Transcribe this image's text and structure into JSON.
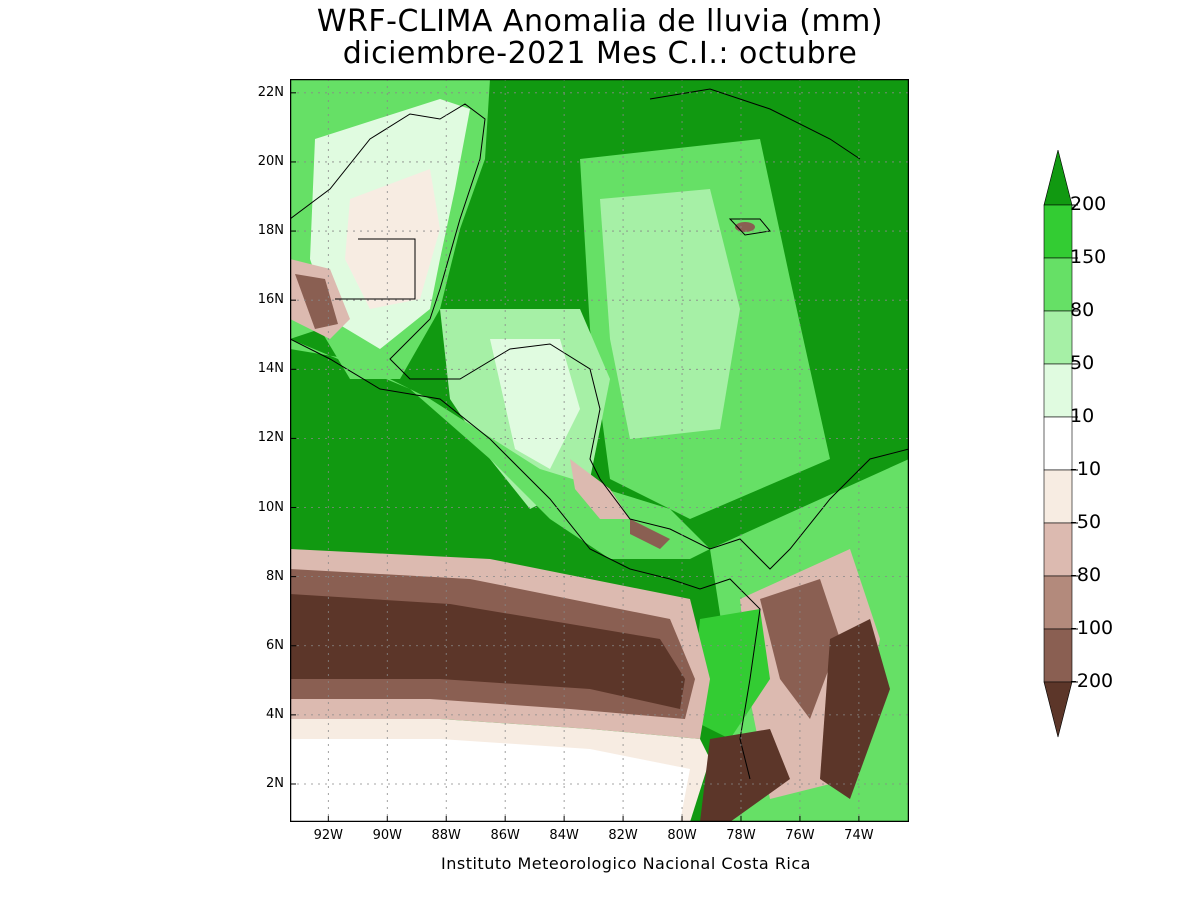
{
  "title": {
    "line1": "WRF-CLIMA Anomalia de lluvia (mm)",
    "line2": "diciembre-2021 Mes C.I.: octubre"
  },
  "credit": "Instituto Meteorologico Nacional Costa Rica",
  "map": {
    "lon_range": [
      -93.3,
      -72.3
    ],
    "lat_range": [
      0.9,
      22.4
    ],
    "grid": true,
    "lat_ticks": [
      {
        "value": 22,
        "label": "22N"
      },
      {
        "value": 20,
        "label": "20N"
      },
      {
        "value": 18,
        "label": "18N"
      },
      {
        "value": 16,
        "label": "16N"
      },
      {
        "value": 14,
        "label": "14N"
      },
      {
        "value": 12,
        "label": "12N"
      },
      {
        "value": 10,
        "label": "10N"
      },
      {
        "value": 8,
        "label": "8N"
      },
      {
        "value": 6,
        "label": "6N"
      },
      {
        "value": 4,
        "label": "4N"
      },
      {
        "value": 2,
        "label": "2N"
      }
    ],
    "lon_ticks": [
      {
        "value": -92,
        "label": "92W"
      },
      {
        "value": -90,
        "label": "90W"
      },
      {
        "value": -88,
        "label": "88W"
      },
      {
        "value": -86,
        "label": "86W"
      },
      {
        "value": -84,
        "label": "84W"
      },
      {
        "value": -82,
        "label": "82W"
      },
      {
        "value": -80,
        "label": "80W"
      },
      {
        "value": -78,
        "label": "78W"
      },
      {
        "value": -76,
        "label": "76W"
      },
      {
        "value": -74,
        "label": "74W"
      }
    ]
  },
  "legend": {
    "labels": [
      "200",
      "150",
      "80",
      "50",
      "10",
      "-10",
      "-50",
      "-80",
      "-100",
      "-200"
    ],
    "colors": [
      "#119911",
      "#33cc33",
      "#66e066",
      "#a6f0a6",
      "#e0fbe0",
      "#ffffff",
      "#f7ece2",
      "#dcbab0",
      "#b38a7c",
      "#8a5f52",
      "#5c3629"
    ]
  }
}
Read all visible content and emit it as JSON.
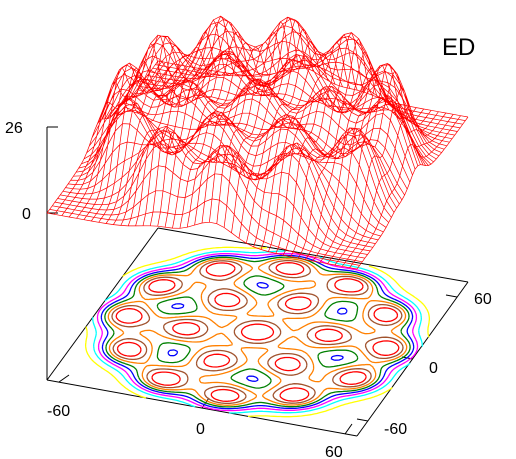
{
  "chart_data": {
    "type": "surface3d",
    "title": "ED",
    "z_axis": {
      "range": [
        0,
        26
      ],
      "tick_labels": [
        "26",
        "0"
      ]
    },
    "x_axis": {
      "range": [
        -60,
        60
      ],
      "tick_labels": [
        "-60",
        "0",
        "60"
      ]
    },
    "y_axis": {
      "range": [
        -60,
        60
      ],
      "tick_labels": [
        "-60",
        "0",
        "60"
      ]
    },
    "surface_color": "#ff0000",
    "contour_colors": [
      "#ffff00",
      "#00ffff",
      "#ff00ff",
      "#0000ff",
      "#008000",
      "#ff8000",
      "#a0522d",
      "#ff0000"
    ],
    "lattice": {
      "center_peak": [
        0,
        0
      ],
      "inner_ring": {
        "radius": 26,
        "count": 6
      },
      "outer_ring": {
        "radius": 50,
        "count": 12
      }
    }
  }
}
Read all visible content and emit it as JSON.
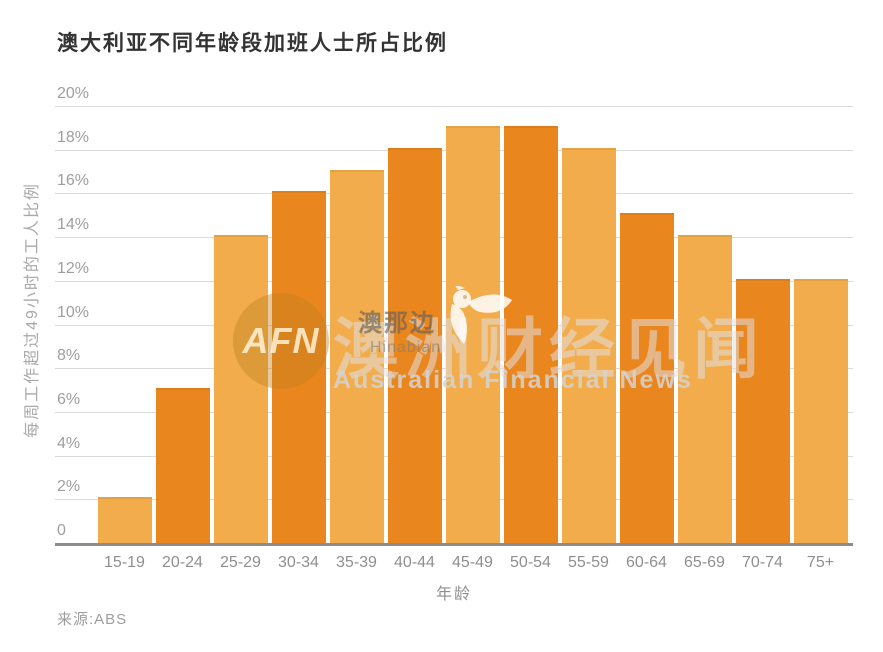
{
  "title": "澳大利亚不同年龄段加班人士所占比例",
  "source_note": "来源:ABS",
  "watermark": {
    "circle_text": "AFN",
    "cn_large": "澳洲财经见闻",
    "stamp_cn": "澳那边",
    "stamp_en": "Hinabian",
    "en_line": "Australian Financial News"
  },
  "colors": {
    "bar_light": "#F2AC4B",
    "bar_dark": "#EA861E",
    "grid": "#DADADA",
    "axis": "#8C8C8C",
    "tick_text": "#9E9E9E",
    "title_text": "#333333",
    "watermark_circle": "rgba(192,128,32,0.42)"
  },
  "chart_data": {
    "type": "bar",
    "title": "澳大利亚不同年龄段加班人士所占比例",
    "categories": [
      "15-19",
      "20-24",
      "25-29",
      "30-34",
      "35-39",
      "40-44",
      "45-49",
      "50-54",
      "55-59",
      "60-64",
      "65-69",
      "70-74",
      "75+"
    ],
    "values": [
      2,
      7,
      14,
      16,
      17,
      18,
      19,
      19,
      18,
      15,
      14,
      12,
      12
    ],
    "bar_color_pattern": "alternating light/dark orange starting light",
    "xlabel": "年龄",
    "ylabel": "每周工作超过49小时的工人比例",
    "ylim": [
      0,
      20
    ],
    "ytick_values": [
      20,
      18,
      16,
      14,
      12,
      10,
      8,
      6,
      4,
      2,
      0
    ],
    "ytick_labels": [
      "20%",
      "18%",
      "16%",
      "14%",
      "12%",
      "10%",
      "8%",
      "6%",
      "4%",
      "2%",
      "0"
    ],
    "grid": true,
    "legend": "none",
    "source": "ABS"
  }
}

• [Short exercise]
Locate all lines in the listing above with the word "澳大利亚不同年龄段加班人士所占比例" and copy them.

• [The result]
  "title": "澳大利亚不同年龄段加班人士所占比例",
    "title": "澳大利亚不同年龄段加班人士所占比例",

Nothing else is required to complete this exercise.